PROBLEM DETAILS> All entries must be repeated exactly; do not include the pictures.

(Stored records)
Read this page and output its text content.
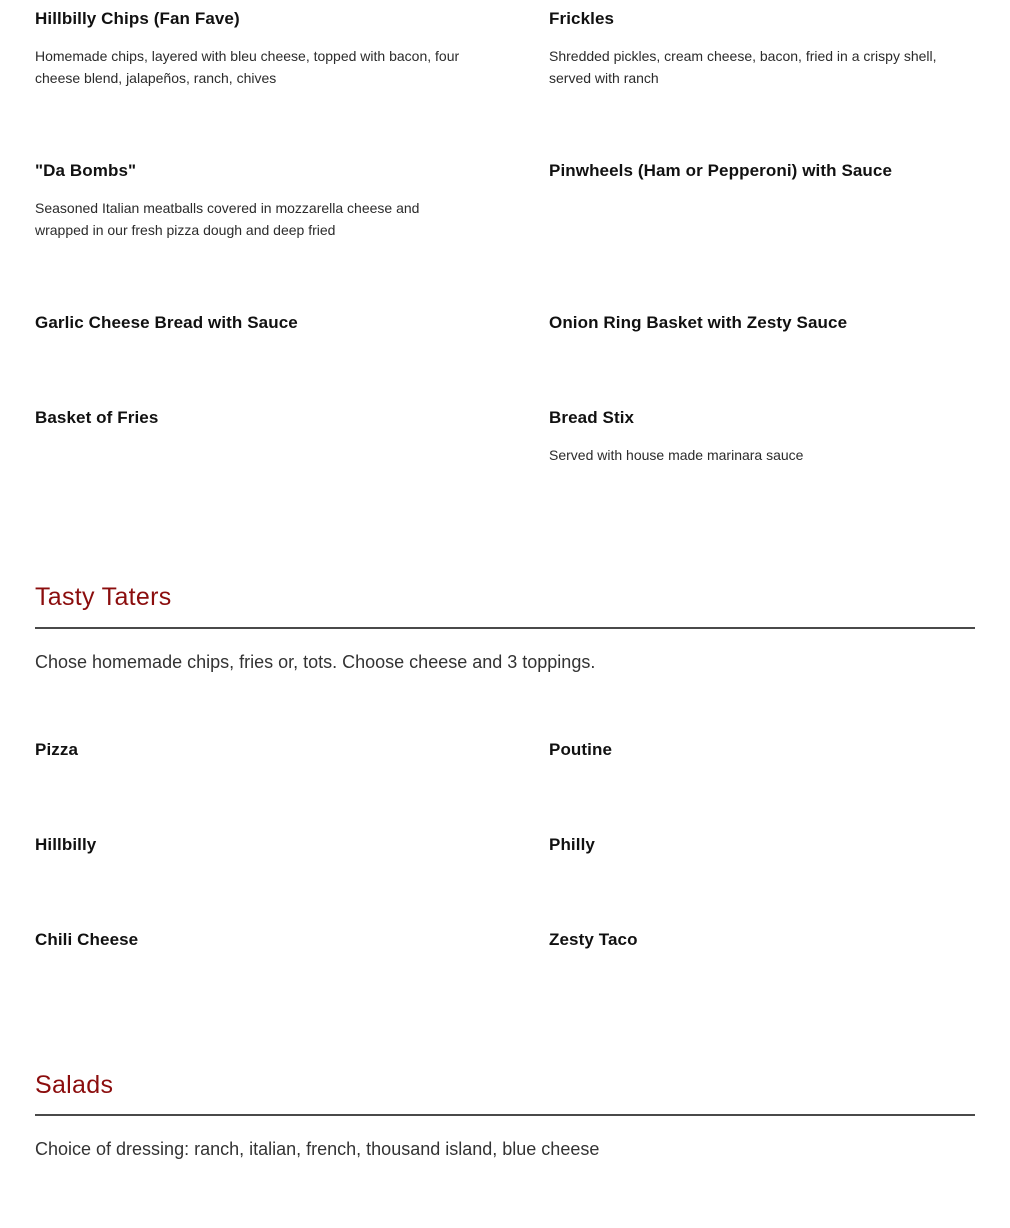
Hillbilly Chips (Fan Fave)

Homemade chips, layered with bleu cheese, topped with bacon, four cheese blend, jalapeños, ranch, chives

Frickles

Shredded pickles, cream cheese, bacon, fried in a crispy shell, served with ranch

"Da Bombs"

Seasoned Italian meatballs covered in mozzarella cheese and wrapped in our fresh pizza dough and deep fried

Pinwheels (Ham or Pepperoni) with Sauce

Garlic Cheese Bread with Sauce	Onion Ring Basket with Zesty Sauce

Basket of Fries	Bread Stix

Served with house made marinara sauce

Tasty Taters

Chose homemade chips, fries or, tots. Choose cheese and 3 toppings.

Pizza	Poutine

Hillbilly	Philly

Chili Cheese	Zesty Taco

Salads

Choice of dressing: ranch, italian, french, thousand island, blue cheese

OUTPUT BELOW>
Read this page and output its text content.
Hillbilly Chips (Fan Fave)

Homemade chips, layered with bleu cheese, topped with bacon, four cheese blend, jalapeños, ranch, chives

Frickles

Shredded pickles, cream cheese, bacon, fried in a crispy shell, served with ranch

"Da Bombs"

Seasoned Italian meatballs covered in mozzarella cheese and wrapped in our fresh pizza dough and deep fried

Pinwheels (Ham or Pepperoni) with Sauce

Garlic Cheese Bread with Sauce	Onion Ring Basket with Zesty Sauce

Basket of Fries	Bread Stix

Served with house made marinara sauce

Tasty Taters

Chose homemade chips, fries or, tots. Choose cheese and 3 toppings.

Pizza	Poutine

Hillbilly	Philly

Chili Cheese	Zesty Taco

Salads

Choice of dressing: ranch, italian, french, thousand island, blue cheese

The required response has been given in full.